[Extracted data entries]
+ + + + + + +
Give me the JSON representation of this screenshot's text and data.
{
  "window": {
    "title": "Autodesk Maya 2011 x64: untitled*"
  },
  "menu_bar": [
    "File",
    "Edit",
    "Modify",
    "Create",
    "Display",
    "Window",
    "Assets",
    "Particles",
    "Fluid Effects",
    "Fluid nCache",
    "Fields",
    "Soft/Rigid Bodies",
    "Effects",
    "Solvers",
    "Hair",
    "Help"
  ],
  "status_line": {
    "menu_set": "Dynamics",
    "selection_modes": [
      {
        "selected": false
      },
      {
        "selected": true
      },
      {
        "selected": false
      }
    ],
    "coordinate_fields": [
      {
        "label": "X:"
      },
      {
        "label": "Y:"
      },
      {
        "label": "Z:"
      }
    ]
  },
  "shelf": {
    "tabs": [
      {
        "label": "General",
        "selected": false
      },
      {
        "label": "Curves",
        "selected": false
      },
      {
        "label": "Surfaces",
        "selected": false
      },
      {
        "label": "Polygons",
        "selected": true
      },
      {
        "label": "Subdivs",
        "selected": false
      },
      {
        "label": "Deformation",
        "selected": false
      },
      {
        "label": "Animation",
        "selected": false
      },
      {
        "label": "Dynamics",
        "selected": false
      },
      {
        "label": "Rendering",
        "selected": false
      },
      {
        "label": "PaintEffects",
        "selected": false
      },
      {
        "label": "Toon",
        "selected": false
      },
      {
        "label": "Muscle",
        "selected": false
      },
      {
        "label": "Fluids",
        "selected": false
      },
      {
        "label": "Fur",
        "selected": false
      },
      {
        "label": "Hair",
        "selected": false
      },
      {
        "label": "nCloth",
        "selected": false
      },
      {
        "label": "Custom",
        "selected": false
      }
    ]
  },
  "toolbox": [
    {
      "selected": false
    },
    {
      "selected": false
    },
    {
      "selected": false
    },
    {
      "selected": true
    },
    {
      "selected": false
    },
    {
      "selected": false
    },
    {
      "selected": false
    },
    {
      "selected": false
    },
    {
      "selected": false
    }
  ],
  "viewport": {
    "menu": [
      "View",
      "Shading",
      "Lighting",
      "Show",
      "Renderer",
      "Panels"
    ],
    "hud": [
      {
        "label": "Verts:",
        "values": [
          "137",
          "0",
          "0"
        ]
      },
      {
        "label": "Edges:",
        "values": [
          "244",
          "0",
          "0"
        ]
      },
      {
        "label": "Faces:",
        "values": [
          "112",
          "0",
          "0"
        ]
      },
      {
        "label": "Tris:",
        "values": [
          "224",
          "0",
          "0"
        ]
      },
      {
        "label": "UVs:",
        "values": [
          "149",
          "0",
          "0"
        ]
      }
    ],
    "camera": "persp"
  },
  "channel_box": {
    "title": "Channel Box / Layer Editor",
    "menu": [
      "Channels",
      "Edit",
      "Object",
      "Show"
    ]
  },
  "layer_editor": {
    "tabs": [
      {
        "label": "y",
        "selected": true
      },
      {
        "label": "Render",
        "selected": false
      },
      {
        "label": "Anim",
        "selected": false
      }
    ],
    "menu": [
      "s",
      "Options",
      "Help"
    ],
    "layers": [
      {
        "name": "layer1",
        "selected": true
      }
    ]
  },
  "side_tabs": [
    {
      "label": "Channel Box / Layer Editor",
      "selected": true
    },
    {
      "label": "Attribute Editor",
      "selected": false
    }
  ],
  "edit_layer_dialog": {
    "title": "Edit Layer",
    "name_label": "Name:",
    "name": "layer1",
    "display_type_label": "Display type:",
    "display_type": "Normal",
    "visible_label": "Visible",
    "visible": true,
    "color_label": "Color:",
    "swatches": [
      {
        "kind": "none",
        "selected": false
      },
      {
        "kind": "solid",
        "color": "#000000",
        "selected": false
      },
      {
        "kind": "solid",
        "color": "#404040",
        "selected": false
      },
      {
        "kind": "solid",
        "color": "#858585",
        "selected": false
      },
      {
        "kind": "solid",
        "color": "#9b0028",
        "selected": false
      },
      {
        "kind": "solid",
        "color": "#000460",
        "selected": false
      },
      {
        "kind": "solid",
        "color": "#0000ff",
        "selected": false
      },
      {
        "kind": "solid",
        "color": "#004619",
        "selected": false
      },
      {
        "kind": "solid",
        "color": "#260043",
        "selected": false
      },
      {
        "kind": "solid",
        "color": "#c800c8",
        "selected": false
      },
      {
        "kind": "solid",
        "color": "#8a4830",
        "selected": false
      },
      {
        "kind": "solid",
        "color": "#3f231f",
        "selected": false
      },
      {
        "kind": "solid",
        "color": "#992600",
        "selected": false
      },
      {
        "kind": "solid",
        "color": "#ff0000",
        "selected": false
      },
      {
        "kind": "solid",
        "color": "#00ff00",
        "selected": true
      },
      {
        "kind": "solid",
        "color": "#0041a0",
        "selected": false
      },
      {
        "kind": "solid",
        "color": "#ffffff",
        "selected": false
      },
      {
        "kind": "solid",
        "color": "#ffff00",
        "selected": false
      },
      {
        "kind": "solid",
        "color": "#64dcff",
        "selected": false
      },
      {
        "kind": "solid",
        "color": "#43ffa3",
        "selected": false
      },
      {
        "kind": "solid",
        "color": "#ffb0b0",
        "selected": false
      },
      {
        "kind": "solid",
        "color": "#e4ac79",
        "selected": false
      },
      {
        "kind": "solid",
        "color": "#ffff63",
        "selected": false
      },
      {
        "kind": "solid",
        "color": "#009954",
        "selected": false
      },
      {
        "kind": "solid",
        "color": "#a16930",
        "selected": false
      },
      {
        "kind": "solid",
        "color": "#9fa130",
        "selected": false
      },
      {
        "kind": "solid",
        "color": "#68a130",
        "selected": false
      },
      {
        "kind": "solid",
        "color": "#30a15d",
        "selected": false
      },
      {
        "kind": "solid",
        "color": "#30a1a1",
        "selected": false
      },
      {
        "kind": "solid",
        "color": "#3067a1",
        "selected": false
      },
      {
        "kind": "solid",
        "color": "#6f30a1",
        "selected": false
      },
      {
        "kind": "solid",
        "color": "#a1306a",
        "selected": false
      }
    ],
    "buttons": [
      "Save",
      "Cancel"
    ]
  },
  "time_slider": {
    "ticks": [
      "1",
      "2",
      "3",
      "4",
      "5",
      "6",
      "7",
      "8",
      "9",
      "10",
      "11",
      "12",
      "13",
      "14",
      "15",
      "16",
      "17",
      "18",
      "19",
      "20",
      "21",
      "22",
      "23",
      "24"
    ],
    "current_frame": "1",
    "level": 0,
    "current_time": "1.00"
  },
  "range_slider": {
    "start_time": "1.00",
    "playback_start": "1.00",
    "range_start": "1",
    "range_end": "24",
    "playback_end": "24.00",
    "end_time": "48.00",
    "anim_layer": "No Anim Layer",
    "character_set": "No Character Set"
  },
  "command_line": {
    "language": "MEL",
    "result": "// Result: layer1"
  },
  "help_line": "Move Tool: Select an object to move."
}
+ + + + + + +
[Exercise prompt] Go through the records above and set each one down exactly, please.

[Task result]
Give me the JSON representation of this screenshot's text and data.
{
  "window": {
    "title": "Autodesk Maya 2011 x64: untitled*"
  },
  "menu_bar": [
    "File",
    "Edit",
    "Modify",
    "Create",
    "Display",
    "Window",
    "Assets",
    "Particles",
    "Fluid Effects",
    "Fluid nCache",
    "Fields",
    "Soft/Rigid Bodies",
    "Effects",
    "Solvers",
    "Hair",
    "Help"
  ],
  "status_line": {
    "menu_set": "Dynamics",
    "selection_modes": [
      {
        "selected": false
      },
      {
        "selected": true
      },
      {
        "selected": false
      }
    ],
    "coordinate_fields": [
      {
        "label": "X:"
      },
      {
        "label": "Y:"
      },
      {
        "label": "Z:"
      }
    ]
  },
  "shelf": {
    "tabs": [
      {
        "label": "General",
        "selected": false
      },
      {
        "label": "Curves",
        "selected": false
      },
      {
        "label": "Surfaces",
        "selected": false
      },
      {
        "label": "Polygons",
        "selected": true
      },
      {
        "label": "Subdivs",
        "selected": false
      },
      {
        "label": "Deformation",
        "selected": false
      },
      {
        "label": "Animation",
        "selected": false
      },
      {
        "label": "Dynamics",
        "selected": false
      },
      {
        "label": "Rendering",
        "selected": false
      },
      {
        "label": "PaintEffects",
        "selected": false
      },
      {
        "label": "Toon",
        "selected": false
      },
      {
        "label": "Muscle",
        "selected": false
      },
      {
        "label": "Fluids",
        "selected": false
      },
      {
        "label": "Fur",
        "selected": false
      },
      {
        "label": "Hair",
        "selected": false
      },
      {
        "label": "nCloth",
        "selected": false
      },
      {
        "label": "Custom",
        "selected": false
      }
    ]
  },
  "toolbox": [
    {
      "selected": false
    },
    {
      "selected": false
    },
    {
      "selected": false
    },
    {
      "selected": true
    },
    {
      "selected": false
    },
    {
      "selected": false
    },
    {
      "selected": false
    },
    {
      "selected": false
    },
    {
      "selected": false
    }
  ],
  "viewport": {
    "menu": [
      "View",
      "Shading",
      "Lighting",
      "Show",
      "Renderer",
      "Panels"
    ],
    "hud": [
      {
        "label": "Verts:",
        "values": [
          "137",
          "0",
          "0"
        ]
      },
      {
        "label": "Edges:",
        "values": [
          "244",
          "0",
          "0"
        ]
      },
      {
        "label": "Faces:",
        "values": [
          "112",
          "0",
          "0"
        ]
      },
      {
        "label": "Tris:",
        "values": [
          "224",
          "0",
          "0"
        ]
      },
      {
        "label": "UVs:",
        "values": [
          "149",
          "0",
          "0"
        ]
      }
    ],
    "camera": "persp"
  },
  "channel_box": {
    "title": "Channel Box / Layer Editor",
    "menu": [
      "Channels",
      "Edit",
      "Object",
      "Show"
    ]
  },
  "layer_editor": {
    "tabs": [
      {
        "label": "y",
        "selected": true
      },
      {
        "label": "Render",
        "selected": false
      },
      {
        "label": "Anim",
        "selected": false
      }
    ],
    "menu": [
      "s",
      "Options",
      "Help"
    ],
    "layers": [
      {
        "name": "layer1",
        "selected": true
      }
    ]
  },
  "side_tabs": [
    {
      "label": "Channel Box / Layer Editor",
      "selected": true
    },
    {
      "label": "Attribute Editor",
      "selected": false
    }
  ],
  "edit_layer_dialog": {
    "title": "Edit Layer",
    "name_label": "Name:",
    "name": "layer1",
    "display_type_label": "Display type:",
    "display_type": "Normal",
    "visible_label": "Visible",
    "visible": true,
    "color_label": "Color:",
    "swatches": [
      {
        "kind": "none",
        "selected": false
      },
      {
        "kind": "solid",
        "color": "#000000",
        "selected": false
      },
      {
        "kind": "solid",
        "color": "#404040",
        "selected": false
      },
      {
        "kind": "solid",
        "color": "#858585",
        "selected": false
      },
      {
        "kind": "solid",
        "color": "#9b0028",
        "selected": false
      },
      {
        "kind": "solid",
        "color": "#000460",
        "selected": false
      },
      {
        "kind": "solid",
        "color": "#0000ff",
        "selected": false
      },
      {
        "kind": "solid",
        "color": "#004619",
        "selected": false
      },
      {
        "kind": "solid",
        "color": "#260043",
        "selected": false
      },
      {
        "kind": "solid",
        "color": "#c800c8",
        "selected": false
      },
      {
        "kind": "solid",
        "color": "#8a4830",
        "selected": false
      },
      {
        "kind": "solid",
        "color": "#3f231f",
        "selected": false
      },
      {
        "kind": "solid",
        "color": "#992600",
        "selected": false
      },
      {
        "kind": "solid",
        "color": "#ff0000",
        "selected": false
      },
      {
        "kind": "solid",
        "color": "#00ff00",
        "selected": true
      },
      {
        "kind": "solid",
        "color": "#0041a0",
        "selected": false
      },
      {
        "kind": "solid",
        "color": "#ffffff",
        "selected": false
      },
      {
        "kind": "solid",
        "color": "#ffff00",
        "selected": false
      },
      {
        "kind": "solid",
        "color": "#64dcff",
        "selected": false
      },
      {
        "kind": "solid",
        "color": "#43ffa3",
        "selected": false
      },
      {
        "kind": "solid",
        "color": "#ffb0b0",
        "selected": false
      },
      {
        "kind": "solid",
        "color": "#e4ac79",
        "selected": false
      },
      {
        "kind": "solid",
        "color": "#ffff63",
        "selected": false
      },
      {
        "kind": "solid",
        "color": "#009954",
        "selected": false
      },
      {
        "kind": "solid",
        "color": "#a16930",
        "selected": false
      },
      {
        "kind": "solid",
        "color": "#9fa130",
        "selected": false
      },
      {
        "kind": "solid",
        "color": "#68a130",
        "selected": false
      },
      {
        "kind": "solid",
        "color": "#30a15d",
        "selected": false
      },
      {
        "kind": "solid",
        "color": "#30a1a1",
        "selected": false
      },
      {
        "kind": "solid",
        "color": "#3067a1",
        "selected": false
      },
      {
        "kind": "solid",
        "color": "#6f30a1",
        "selected": false
      },
      {
        "kind": "solid",
        "color": "#a1306a",
        "selected": false
      }
    ],
    "buttons": [
      "Save",
      "Cancel"
    ]
  },
  "time_slider": {
    "ticks": [
      "1",
      "2",
      "3",
      "4",
      "5",
      "6",
      "7",
      "8",
      "9",
      "10",
      "11",
      "12",
      "13",
      "14",
      "15",
      "16",
      "17",
      "18",
      "19",
      "20",
      "21",
      "22",
      "23",
      "24"
    ],
    "current_frame": "1",
    "level": 0,
    "current_time": "1.00"
  },
  "range_slider": {
    "start_time": "1.00",
    "playback_start": "1.00",
    "range_start": "1",
    "range_end": "24",
    "playback_end": "24.00",
    "end_time": "48.00",
    "anim_layer": "No Anim Layer",
    "character_set": "No Character Set"
  },
  "command_line": {
    "language": "MEL",
    "result": "// Result: layer1"
  },
  "help_line": "Move Tool: Select an object to move."
}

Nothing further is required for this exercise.